Data excerpts
[Begin]

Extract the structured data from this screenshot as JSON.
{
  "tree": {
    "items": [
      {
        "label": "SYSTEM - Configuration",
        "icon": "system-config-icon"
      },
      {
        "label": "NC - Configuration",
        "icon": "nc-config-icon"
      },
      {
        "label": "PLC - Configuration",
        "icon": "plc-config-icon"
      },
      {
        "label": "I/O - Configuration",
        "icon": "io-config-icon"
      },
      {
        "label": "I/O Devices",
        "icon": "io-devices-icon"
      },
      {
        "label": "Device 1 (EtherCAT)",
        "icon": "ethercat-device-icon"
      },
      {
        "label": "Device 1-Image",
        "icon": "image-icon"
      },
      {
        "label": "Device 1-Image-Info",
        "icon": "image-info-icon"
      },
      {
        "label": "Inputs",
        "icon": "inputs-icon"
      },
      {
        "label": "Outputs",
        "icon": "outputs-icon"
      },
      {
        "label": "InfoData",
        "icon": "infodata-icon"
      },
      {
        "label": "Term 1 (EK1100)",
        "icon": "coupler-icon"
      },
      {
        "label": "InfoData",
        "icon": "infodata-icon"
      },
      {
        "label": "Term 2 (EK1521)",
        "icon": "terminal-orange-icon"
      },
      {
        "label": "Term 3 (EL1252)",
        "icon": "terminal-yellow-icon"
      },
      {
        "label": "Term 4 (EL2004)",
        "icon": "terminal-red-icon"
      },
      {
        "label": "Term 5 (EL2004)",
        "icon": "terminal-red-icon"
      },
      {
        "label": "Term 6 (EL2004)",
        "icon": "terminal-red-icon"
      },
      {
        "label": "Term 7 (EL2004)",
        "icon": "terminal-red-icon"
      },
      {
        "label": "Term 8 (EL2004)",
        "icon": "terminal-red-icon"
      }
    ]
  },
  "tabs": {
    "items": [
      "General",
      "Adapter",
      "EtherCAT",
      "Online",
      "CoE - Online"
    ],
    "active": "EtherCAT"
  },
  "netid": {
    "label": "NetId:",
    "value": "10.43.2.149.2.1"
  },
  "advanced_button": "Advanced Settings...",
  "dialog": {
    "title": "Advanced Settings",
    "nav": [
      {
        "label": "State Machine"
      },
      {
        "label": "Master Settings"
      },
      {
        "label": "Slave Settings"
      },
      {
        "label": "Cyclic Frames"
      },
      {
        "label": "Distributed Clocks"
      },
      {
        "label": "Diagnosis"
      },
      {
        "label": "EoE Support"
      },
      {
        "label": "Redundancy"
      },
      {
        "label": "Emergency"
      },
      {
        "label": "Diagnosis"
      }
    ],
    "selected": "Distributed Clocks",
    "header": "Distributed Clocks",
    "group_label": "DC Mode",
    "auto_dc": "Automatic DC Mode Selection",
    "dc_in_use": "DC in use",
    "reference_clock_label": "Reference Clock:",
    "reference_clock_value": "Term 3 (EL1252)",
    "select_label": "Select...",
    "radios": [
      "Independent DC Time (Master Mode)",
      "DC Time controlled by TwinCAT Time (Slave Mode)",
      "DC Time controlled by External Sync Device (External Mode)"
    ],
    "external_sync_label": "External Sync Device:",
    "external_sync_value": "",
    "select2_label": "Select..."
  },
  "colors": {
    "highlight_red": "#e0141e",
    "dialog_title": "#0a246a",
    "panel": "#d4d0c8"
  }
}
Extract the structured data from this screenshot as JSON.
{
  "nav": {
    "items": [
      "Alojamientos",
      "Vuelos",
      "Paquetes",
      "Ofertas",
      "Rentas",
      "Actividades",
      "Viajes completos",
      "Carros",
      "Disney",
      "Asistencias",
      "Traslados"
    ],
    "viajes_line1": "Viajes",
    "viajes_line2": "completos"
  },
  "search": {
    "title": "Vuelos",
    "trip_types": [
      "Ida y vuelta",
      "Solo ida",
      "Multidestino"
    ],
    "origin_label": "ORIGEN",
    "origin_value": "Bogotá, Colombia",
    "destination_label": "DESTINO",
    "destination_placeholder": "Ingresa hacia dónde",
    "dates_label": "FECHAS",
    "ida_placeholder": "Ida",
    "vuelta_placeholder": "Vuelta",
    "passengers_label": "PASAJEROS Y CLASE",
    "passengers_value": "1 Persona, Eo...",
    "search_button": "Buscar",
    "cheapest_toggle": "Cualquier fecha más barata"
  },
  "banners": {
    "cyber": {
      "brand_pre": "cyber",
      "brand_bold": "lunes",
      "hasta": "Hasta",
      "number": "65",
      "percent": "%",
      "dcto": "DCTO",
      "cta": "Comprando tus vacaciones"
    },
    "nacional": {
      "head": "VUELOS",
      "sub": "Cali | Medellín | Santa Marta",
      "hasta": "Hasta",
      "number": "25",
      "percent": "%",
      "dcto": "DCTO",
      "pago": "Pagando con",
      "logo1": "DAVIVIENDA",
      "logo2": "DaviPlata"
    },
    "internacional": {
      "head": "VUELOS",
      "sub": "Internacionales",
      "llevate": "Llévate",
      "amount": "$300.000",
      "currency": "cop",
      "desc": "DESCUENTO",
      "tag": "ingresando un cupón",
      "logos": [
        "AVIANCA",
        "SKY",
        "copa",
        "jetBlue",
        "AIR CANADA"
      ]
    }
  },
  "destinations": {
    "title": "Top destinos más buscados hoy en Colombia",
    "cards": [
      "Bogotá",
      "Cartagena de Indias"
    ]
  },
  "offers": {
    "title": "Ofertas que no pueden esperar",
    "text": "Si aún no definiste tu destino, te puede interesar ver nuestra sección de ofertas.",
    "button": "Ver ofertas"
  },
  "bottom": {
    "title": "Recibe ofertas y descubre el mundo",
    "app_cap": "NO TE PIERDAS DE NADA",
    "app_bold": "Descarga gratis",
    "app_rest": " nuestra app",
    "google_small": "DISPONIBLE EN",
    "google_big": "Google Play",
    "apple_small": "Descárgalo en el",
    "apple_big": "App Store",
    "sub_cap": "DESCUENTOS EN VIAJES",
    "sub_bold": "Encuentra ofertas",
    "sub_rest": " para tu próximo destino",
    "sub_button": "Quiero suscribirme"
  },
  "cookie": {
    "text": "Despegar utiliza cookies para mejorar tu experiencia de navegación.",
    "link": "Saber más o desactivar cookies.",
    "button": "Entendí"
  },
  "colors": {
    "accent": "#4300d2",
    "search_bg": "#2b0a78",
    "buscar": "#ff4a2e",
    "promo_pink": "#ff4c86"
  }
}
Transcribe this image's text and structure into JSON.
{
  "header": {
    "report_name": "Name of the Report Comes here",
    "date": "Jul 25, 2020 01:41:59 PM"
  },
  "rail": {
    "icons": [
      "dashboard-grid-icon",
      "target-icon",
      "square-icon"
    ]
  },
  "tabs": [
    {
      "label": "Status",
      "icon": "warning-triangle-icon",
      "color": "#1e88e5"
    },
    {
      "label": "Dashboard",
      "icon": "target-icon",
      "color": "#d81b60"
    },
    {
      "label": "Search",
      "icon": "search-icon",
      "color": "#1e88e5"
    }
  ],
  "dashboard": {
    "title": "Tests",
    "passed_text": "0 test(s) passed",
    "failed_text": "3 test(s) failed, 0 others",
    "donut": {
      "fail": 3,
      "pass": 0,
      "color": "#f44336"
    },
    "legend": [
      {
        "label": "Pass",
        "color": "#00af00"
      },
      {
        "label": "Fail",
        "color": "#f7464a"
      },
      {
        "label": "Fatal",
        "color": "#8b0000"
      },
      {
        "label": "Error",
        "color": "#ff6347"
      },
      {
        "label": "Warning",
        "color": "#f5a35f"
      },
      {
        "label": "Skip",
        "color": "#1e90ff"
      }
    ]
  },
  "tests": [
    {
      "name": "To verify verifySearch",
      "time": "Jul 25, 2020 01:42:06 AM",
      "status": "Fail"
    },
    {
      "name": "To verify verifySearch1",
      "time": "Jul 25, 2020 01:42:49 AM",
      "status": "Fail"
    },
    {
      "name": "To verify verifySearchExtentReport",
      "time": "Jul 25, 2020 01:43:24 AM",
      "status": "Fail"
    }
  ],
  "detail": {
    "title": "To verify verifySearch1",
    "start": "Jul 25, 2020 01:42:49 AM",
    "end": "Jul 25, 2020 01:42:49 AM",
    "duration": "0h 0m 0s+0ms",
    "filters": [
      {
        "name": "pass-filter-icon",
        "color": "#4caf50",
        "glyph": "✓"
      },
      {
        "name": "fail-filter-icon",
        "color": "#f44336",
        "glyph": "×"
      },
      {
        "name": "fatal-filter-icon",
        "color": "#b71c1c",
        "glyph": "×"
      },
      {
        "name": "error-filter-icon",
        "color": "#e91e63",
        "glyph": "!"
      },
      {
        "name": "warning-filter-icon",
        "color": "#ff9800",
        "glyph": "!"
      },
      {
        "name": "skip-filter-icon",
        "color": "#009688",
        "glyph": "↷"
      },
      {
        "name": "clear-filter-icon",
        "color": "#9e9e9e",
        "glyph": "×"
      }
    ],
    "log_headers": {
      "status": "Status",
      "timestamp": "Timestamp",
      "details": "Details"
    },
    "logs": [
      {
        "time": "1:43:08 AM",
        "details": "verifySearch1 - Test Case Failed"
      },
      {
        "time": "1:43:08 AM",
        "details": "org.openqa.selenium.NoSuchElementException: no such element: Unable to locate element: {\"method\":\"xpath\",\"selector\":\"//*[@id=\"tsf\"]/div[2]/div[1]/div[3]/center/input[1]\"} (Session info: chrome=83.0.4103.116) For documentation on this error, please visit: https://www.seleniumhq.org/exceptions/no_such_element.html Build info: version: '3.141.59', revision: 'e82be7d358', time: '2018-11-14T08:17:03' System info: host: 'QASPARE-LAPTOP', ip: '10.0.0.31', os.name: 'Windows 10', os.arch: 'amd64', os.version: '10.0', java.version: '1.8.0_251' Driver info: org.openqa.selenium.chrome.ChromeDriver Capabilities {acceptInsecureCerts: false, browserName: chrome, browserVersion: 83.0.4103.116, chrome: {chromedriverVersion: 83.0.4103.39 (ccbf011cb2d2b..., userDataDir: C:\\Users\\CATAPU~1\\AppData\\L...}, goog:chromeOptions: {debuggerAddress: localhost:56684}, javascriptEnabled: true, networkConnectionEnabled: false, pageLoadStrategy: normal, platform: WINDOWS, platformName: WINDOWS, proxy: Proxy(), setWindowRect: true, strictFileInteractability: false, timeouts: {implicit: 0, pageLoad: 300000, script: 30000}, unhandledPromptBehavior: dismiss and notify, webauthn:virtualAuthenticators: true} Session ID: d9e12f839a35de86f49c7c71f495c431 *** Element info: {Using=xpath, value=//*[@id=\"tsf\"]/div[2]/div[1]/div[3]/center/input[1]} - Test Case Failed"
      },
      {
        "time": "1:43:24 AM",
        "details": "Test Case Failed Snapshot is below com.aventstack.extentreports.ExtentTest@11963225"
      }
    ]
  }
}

[End]

What to produce
Report all lines of the data that include the word "Slave".

Output of the task
        "label": "Slave Settings"
      "DC Time controlled by TwinCAT Time (Slave Mode)",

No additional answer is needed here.